— WRITTEN TASK —
Find each line holding "Rilo" and copy it out.

— GIVEN DATA —
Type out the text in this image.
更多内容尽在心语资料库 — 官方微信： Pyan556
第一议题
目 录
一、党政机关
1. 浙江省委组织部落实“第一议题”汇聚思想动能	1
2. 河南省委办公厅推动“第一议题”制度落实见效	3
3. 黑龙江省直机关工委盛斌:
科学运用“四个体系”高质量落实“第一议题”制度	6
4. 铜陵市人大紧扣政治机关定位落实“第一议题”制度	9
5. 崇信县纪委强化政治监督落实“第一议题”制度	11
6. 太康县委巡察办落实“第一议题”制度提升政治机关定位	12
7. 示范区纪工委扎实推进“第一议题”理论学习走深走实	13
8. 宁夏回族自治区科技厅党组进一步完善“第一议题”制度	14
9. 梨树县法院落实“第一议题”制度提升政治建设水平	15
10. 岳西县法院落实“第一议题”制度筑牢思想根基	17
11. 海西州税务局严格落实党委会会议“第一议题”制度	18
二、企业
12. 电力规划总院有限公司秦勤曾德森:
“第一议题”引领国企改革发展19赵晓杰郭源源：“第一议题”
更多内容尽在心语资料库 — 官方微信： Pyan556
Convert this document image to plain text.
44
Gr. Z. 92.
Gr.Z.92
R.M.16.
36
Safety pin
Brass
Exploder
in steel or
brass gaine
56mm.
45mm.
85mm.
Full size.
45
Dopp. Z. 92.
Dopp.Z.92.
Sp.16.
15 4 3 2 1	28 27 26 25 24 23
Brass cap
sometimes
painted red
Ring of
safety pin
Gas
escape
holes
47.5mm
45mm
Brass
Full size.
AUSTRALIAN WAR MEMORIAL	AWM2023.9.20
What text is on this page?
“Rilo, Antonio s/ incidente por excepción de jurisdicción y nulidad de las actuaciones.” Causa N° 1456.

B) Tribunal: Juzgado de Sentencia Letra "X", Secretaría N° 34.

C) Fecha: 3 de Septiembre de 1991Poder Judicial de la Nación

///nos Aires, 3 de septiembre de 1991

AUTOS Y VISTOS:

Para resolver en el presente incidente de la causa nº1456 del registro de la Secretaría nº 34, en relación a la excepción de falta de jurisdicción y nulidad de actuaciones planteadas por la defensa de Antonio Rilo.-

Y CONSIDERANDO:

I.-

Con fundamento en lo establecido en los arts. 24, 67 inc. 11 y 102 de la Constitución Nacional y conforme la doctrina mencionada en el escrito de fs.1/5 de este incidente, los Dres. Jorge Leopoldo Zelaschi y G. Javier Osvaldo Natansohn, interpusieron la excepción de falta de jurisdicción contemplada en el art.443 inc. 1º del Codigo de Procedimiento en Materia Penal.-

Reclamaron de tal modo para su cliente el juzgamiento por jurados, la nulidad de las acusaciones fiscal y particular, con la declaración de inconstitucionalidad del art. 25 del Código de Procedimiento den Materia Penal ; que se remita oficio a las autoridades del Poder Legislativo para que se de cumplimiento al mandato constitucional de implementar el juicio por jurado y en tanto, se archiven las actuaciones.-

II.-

— WORKED ANSWER —
“Rilo, Antonio s/ incidente por excepción de jurisdicción y nulidad de las actuaciones.” Causa N° 1456.
Para resolver en el presente incidente de la causa nº1456 del registro de la Secretaría nº 34, en relación a la excepción de falta de jurisdicción y nulidad de actuaciones planteadas por la defensa de Antonio Rilo.-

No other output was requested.